* Goal: Exclude the pictures and reproduce the remaining data exactly as written.

* Recorded information:
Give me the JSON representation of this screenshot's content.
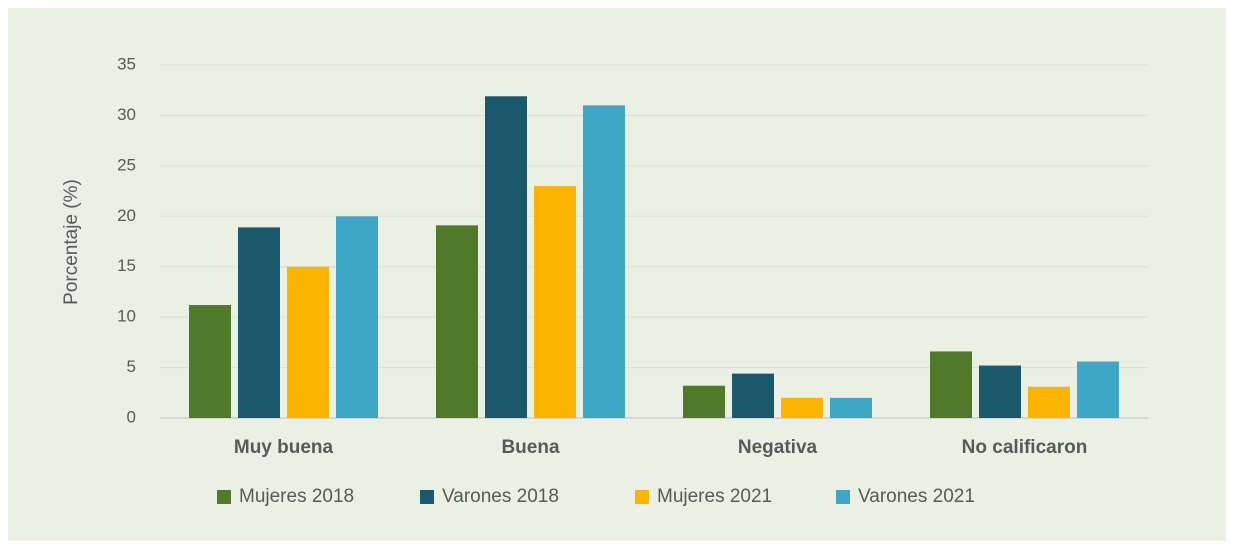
{
  "chart_data": {
    "type": "bar",
    "y_label": "Porcentaje (%)",
    "categories": [
      "Muy buena",
      "Buena",
      "Negativa",
      "No calificaron"
    ],
    "series": [
      {
        "name": "Mujeres 2018",
        "color": "#4e7a2a",
        "values": [
          11.2,
          19.1,
          3.2,
          6.6
        ]
      },
      {
        "name": "Varones 2018",
        "color": "#1a586b",
        "values": [
          18.9,
          31.9,
          4.4,
          5.2
        ]
      },
      {
        "name": "Mujeres 2021",
        "color": "#fbb400",
        "values": [
          15,
          23,
          2.0,
          3.1
        ]
      },
      {
        "name": "Varones 2021",
        "color": "#3fa7c6",
        "values": [
          20,
          31,
          2.0,
          5.6
        ]
      }
    ],
    "ylim": [
      0,
      35
    ],
    "yticks": [
      0,
      5,
      10,
      15,
      20,
      25,
      30,
      35
    ],
    "grid": true,
    "legend": "bottom"
  }
}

* Response for this exercise:
Give me the JSON representation of this screenshot's content.
{
  "chart_data": {
    "type": "bar",
    "y_label": "Porcentaje (%)",
    "categories": [
      "Muy buena",
      "Buena",
      "Negativa",
      "No calificaron"
    ],
    "series": [
      {
        "name": "Mujeres 2018",
        "color": "#4e7a2a",
        "values": [
          11.2,
          19.1,
          3.2,
          6.6
        ]
      },
      {
        "name": "Varones 2018",
        "color": "#1a586b",
        "values": [
          18.9,
          31.9,
          4.4,
          5.2
        ]
      },
      {
        "name": "Mujeres 2021",
        "color": "#fbb400",
        "values": [
          15,
          23,
          2.0,
          3.1
        ]
      },
      {
        "name": "Varones 2021",
        "color": "#3fa7c6",
        "values": [
          20,
          31,
          2.0,
          5.6
        ]
      }
    ],
    "ylim": [
      0,
      35
    ],
    "yticks": [
      0,
      5,
      10,
      15,
      20,
      25,
      30,
      35
    ],
    "grid": true,
    "legend": "bottom"
  }
}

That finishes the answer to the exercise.